** start Records for this exercise **
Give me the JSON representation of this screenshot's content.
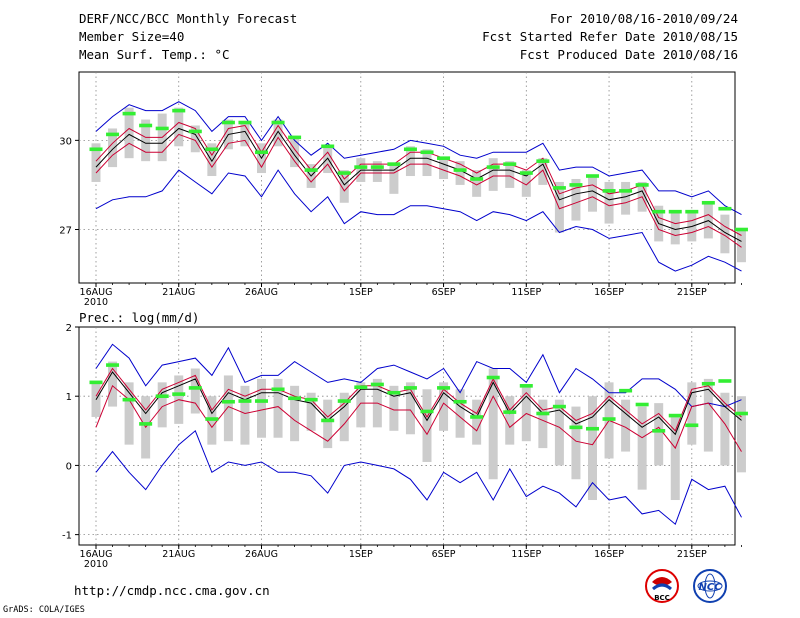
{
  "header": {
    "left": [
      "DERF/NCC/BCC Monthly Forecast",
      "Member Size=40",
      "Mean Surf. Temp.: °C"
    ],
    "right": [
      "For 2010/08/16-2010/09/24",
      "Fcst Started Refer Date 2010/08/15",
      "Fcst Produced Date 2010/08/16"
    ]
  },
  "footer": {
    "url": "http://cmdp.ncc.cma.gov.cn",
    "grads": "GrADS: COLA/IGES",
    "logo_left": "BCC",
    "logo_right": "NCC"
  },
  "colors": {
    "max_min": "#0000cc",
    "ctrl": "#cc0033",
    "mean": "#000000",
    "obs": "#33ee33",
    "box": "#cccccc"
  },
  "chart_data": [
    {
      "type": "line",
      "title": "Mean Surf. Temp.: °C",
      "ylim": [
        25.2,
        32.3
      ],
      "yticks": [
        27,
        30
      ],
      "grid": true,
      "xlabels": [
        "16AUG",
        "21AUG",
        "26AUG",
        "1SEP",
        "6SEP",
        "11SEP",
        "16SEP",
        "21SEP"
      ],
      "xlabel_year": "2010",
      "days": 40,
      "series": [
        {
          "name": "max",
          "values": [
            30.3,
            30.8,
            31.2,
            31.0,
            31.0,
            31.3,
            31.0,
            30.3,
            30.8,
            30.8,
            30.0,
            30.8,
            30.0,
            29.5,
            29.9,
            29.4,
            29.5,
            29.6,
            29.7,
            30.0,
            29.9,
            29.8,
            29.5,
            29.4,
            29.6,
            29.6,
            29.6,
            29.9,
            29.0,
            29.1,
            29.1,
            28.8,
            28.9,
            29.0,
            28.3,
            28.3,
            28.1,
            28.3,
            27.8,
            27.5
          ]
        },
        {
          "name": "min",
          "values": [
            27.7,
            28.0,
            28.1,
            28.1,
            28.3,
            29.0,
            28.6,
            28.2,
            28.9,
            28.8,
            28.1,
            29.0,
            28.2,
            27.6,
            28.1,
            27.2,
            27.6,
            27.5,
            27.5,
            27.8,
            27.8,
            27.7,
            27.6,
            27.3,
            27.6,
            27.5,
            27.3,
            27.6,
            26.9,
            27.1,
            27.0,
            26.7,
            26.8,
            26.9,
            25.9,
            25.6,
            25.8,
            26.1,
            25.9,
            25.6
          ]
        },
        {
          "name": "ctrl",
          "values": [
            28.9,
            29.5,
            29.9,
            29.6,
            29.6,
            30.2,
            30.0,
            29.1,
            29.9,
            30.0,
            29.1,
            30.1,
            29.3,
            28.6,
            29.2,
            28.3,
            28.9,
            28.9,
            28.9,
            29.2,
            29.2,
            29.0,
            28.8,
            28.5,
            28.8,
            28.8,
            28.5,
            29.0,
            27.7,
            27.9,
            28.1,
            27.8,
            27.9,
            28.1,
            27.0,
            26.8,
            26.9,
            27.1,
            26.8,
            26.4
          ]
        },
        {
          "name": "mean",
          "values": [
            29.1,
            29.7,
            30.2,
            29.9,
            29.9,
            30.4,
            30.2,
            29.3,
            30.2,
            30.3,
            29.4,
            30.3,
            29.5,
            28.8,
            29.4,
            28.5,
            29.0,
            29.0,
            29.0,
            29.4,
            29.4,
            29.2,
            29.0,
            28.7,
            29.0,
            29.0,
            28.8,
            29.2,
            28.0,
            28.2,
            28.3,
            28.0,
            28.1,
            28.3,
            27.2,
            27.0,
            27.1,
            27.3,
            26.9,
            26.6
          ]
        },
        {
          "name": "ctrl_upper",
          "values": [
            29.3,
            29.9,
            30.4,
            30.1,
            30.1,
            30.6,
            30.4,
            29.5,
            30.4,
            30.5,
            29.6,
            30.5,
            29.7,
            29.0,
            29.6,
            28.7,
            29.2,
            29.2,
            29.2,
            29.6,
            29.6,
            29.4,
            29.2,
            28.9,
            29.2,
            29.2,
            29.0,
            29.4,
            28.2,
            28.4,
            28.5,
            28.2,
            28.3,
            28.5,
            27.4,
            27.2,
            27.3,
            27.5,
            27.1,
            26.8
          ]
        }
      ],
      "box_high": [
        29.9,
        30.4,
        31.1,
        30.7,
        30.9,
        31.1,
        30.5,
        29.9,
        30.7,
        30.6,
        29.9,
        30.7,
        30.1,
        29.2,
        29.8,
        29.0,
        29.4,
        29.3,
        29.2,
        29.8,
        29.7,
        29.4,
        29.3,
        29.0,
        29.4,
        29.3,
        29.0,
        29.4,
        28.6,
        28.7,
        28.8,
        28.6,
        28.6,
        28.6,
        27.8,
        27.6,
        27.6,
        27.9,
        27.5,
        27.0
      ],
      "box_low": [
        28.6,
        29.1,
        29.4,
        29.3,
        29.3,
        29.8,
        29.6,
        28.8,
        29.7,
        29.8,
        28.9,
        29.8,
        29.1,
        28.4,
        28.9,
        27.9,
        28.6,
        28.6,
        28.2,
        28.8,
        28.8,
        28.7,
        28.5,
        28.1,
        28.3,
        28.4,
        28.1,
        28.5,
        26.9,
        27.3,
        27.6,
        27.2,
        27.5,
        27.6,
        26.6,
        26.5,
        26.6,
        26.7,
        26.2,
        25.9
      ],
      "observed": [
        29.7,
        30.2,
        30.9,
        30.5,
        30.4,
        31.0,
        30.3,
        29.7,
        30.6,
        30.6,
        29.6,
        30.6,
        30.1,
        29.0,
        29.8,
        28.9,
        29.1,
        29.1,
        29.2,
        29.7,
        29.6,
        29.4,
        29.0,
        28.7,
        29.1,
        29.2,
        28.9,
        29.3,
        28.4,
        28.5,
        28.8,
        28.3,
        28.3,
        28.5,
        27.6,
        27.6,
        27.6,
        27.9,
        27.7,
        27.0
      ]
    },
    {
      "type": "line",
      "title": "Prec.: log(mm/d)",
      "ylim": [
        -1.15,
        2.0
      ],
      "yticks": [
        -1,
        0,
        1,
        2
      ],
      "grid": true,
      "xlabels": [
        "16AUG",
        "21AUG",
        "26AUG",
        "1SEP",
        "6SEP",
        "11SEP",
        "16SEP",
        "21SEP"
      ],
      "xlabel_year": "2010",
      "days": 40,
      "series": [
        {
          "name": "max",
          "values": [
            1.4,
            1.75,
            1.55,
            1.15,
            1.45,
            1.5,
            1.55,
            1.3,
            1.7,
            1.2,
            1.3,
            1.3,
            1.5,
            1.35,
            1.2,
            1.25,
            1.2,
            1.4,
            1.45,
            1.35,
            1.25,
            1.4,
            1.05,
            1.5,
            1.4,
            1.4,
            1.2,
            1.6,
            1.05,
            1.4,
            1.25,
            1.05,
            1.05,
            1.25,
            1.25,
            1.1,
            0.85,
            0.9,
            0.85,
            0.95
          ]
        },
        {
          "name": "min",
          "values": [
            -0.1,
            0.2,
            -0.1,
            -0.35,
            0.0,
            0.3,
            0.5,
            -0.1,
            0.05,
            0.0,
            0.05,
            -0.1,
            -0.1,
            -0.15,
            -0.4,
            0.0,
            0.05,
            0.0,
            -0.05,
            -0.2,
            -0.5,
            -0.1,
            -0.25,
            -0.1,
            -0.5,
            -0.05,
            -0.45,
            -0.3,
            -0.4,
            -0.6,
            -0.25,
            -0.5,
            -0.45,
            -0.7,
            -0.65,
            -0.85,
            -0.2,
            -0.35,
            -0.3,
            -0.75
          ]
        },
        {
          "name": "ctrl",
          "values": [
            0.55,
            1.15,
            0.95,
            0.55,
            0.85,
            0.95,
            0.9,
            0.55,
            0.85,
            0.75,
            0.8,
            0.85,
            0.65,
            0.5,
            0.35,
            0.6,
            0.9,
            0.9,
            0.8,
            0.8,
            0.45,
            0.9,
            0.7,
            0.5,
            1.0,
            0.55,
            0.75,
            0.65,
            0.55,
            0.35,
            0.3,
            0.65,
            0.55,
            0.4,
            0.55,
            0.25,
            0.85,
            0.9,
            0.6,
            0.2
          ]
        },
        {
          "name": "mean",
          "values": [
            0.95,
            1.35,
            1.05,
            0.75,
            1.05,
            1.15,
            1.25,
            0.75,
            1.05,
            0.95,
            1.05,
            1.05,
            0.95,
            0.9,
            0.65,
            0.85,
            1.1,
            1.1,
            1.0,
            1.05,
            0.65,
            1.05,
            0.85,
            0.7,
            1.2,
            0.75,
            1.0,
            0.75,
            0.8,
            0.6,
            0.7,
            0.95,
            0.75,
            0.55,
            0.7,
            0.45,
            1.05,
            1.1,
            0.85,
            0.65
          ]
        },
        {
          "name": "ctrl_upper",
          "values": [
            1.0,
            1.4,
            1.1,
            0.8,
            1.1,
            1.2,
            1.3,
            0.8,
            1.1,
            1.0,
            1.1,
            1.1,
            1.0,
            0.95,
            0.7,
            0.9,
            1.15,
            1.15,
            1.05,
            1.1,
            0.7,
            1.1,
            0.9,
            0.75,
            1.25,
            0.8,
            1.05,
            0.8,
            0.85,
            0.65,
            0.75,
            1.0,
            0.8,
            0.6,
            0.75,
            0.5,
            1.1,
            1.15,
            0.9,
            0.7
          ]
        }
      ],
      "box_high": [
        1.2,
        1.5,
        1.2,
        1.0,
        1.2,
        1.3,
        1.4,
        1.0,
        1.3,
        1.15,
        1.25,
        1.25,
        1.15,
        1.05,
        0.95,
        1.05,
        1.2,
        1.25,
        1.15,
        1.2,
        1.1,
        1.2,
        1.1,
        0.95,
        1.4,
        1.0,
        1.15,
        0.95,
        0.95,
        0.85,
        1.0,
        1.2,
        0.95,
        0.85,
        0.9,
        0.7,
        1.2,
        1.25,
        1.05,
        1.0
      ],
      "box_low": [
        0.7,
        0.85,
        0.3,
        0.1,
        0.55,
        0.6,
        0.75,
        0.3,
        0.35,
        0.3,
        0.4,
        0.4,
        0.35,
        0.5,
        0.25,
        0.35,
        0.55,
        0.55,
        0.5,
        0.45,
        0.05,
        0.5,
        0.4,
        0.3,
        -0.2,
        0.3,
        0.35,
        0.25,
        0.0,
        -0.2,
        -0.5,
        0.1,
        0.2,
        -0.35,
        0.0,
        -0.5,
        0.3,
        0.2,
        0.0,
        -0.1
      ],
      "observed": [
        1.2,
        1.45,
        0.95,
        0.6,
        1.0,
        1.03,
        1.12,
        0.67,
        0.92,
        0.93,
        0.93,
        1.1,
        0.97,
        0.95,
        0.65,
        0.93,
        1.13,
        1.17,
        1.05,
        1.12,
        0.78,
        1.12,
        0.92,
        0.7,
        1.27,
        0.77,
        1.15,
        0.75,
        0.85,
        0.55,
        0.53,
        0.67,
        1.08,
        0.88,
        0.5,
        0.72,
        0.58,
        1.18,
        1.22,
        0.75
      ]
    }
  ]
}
** end Records for this exercise **
→ Written instruction
Each line with the string "Fcst" in it needs to be found and copied.

→ Written response
      "Fcst Started Refer Date 2010/08/15",
      "Fcst Produced Date 2010/08/16"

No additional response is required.